Work to complete
All lines from the one with "Transcribe this image's" to the end need to be copied exactly, with nothing before them.

[Stored data]
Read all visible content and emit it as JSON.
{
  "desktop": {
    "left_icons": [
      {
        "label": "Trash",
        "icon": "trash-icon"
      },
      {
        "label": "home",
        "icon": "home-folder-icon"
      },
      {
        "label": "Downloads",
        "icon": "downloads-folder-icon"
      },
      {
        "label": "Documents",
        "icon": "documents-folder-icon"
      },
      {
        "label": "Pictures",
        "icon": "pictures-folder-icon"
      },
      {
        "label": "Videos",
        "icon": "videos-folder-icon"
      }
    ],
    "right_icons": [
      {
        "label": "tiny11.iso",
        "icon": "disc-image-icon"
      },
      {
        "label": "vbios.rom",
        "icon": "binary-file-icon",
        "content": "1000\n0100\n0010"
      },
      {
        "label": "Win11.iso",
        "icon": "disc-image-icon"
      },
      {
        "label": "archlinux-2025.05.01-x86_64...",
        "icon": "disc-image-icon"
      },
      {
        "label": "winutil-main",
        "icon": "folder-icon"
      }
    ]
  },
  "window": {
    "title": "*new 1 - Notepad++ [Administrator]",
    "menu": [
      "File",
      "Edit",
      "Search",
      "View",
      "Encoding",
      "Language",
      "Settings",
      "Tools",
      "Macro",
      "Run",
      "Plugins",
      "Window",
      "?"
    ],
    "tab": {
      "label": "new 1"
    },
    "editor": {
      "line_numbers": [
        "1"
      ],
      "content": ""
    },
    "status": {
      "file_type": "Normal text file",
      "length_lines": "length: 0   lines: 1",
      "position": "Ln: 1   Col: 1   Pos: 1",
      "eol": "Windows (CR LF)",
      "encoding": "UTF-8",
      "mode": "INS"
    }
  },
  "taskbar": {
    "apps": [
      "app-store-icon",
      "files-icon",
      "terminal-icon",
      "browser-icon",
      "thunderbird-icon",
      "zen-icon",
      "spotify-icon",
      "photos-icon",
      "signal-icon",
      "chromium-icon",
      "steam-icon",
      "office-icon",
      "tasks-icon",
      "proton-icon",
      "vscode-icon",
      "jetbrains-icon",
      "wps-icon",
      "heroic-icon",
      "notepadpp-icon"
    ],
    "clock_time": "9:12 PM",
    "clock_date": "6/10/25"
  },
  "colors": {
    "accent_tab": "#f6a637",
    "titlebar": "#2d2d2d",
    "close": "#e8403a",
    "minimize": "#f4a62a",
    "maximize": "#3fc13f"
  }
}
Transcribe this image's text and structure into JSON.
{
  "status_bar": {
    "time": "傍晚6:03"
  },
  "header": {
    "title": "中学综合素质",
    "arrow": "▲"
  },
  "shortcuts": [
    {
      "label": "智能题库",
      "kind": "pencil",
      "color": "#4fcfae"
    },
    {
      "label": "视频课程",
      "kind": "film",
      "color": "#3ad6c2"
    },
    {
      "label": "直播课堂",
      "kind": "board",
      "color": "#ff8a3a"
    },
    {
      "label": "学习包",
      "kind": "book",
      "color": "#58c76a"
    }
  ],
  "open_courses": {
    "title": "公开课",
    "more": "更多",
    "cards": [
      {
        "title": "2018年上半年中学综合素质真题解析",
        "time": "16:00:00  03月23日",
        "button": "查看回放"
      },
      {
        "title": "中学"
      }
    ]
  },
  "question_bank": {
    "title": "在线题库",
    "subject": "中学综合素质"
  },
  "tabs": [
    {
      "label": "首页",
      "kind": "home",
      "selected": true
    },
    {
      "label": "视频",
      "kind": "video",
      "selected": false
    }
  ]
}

Finished answer
Transcribe this image's text and structure into JSON.
{
  "status_bar": {
    "time": "傍晚6:03"
  },
  "header": {
    "title": "中学综合素质",
    "arrow": "▲"
  },
  "shortcuts": [
    {
      "label": "智能题库",
      "kind": "pencil",
      "color": "#4fcfae"
    },
    {
      "label": "视频课程",
      "kind": "film",
      "color": "#3ad6c2"
    },
    {
      "label": "直播课堂",
      "kind": "board",
      "color": "#ff8a3a"
    },
    {
      "label": "学习包",
      "kind": "book",
      "color": "#58c76a"
    }
  ],
  "open_courses": {
    "title": "公开课",
    "more": "更多",
    "cards": [
      {
        "title": "2018年上半年中学综合素质真题解析",
        "time": "16:00:00  03月23日",
        "button": "查看回放"
      },
      {
        "title": "中学"
      }
    ]
  },
  "question_bank": {
    "title": "在线题库",
    "subject": "中学综合素质"
  },
  "tabs": [
    {
      "label": "首页",
      "kind": "home",
      "selected": true
    },
    {
      "label": "视频",
      "kind": "video",
      "selected": false
    }
  ]
}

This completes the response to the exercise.